Stored data entries
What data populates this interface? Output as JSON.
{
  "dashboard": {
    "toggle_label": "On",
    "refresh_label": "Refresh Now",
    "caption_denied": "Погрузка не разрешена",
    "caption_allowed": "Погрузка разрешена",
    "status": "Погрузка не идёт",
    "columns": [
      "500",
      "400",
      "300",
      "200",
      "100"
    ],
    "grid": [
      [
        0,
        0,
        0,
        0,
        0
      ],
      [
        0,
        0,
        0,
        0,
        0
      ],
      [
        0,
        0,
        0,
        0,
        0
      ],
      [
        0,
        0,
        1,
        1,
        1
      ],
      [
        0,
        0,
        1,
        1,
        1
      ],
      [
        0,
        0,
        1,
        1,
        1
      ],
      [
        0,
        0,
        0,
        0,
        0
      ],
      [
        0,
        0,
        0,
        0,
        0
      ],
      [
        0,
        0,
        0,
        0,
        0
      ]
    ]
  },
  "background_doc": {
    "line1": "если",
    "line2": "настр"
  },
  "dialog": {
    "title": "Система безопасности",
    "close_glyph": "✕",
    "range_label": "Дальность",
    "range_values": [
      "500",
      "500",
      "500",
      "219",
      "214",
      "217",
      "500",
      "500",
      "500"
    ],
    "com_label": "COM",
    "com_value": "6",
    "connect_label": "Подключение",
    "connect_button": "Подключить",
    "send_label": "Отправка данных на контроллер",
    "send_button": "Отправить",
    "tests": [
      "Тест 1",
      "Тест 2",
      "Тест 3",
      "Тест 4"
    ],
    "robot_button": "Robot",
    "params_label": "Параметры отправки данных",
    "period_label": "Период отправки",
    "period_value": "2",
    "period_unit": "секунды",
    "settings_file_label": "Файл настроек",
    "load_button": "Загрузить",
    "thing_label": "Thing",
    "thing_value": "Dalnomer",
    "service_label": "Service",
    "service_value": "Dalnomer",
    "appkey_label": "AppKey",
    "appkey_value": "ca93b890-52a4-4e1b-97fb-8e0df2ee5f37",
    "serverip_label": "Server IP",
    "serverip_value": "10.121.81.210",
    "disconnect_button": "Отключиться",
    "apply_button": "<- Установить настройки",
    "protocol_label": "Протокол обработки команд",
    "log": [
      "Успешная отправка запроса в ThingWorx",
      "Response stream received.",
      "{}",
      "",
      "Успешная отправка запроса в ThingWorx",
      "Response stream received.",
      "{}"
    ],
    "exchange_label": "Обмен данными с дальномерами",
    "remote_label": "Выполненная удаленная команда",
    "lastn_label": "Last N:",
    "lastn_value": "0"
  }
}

_What is expected_
The records above are to be copied in full, exactly as written.

_Exercise result_
What data populates this interface? Output as JSON.
{
  "dashboard": {
    "toggle_label": "On",
    "refresh_label": "Refresh Now",
    "caption_denied": "Погрузка не разрешена",
    "caption_allowed": "Погрузка разрешена",
    "status": "Погрузка не идёт",
    "columns": [
      "500",
      "400",
      "300",
      "200",
      "100"
    ],
    "grid": [
      [
        0,
        0,
        0,
        0,
        0
      ],
      [
        0,
        0,
        0,
        0,
        0
      ],
      [
        0,
        0,
        0,
        0,
        0
      ],
      [
        0,
        0,
        1,
        1,
        1
      ],
      [
        0,
        0,
        1,
        1,
        1
      ],
      [
        0,
        0,
        1,
        1,
        1
      ],
      [
        0,
        0,
        0,
        0,
        0
      ],
      [
        0,
        0,
        0,
        0,
        0
      ],
      [
        0,
        0,
        0,
        0,
        0
      ]
    ]
  },
  "background_doc": {
    "line1": "если",
    "line2": "настр"
  },
  "dialog": {
    "title": "Система безопасности",
    "close_glyph": "✕",
    "range_label": "Дальность",
    "range_values": [
      "500",
      "500",
      "500",
      "219",
      "214",
      "217",
      "500",
      "500",
      "500"
    ],
    "com_label": "COM",
    "com_value": "6",
    "connect_label": "Подключение",
    "connect_button": "Подключить",
    "send_label": "Отправка данных на контроллер",
    "send_button": "Отправить",
    "tests": [
      "Тест 1",
      "Тест 2",
      "Тест 3",
      "Тест 4"
    ],
    "robot_button": "Robot",
    "params_label": "Параметры отправки данных",
    "period_label": "Период отправки",
    "period_value": "2",
    "period_unit": "секунды",
    "settings_file_label": "Файл настроек",
    "load_button": "Загрузить",
    "thing_label": "Thing",
    "thing_value": "Dalnomer",
    "service_label": "Service",
    "service_value": "Dalnomer",
    "appkey_label": "AppKey",
    "appkey_value": "ca93b890-52a4-4e1b-97fb-8e0df2ee5f37",
    "serverip_label": "Server IP",
    "serverip_value": "10.121.81.210",
    "disconnect_button": "Отключиться",
    "apply_button": "<- Установить настройки",
    "protocol_label": "Протокол обработки команд",
    "log": [
      "Успешная отправка запроса в ThingWorx",
      "Response stream received.",
      "{}",
      "",
      "Успешная отправка запроса в ThingWorx",
      "Response stream received.",
      "{}"
    ],
    "exchange_label": "Обмен данными с дальномерами",
    "remote_label": "Выполненная удаленная команда",
    "lastn_label": "Last N:",
    "lastn_value": "0"
  }
}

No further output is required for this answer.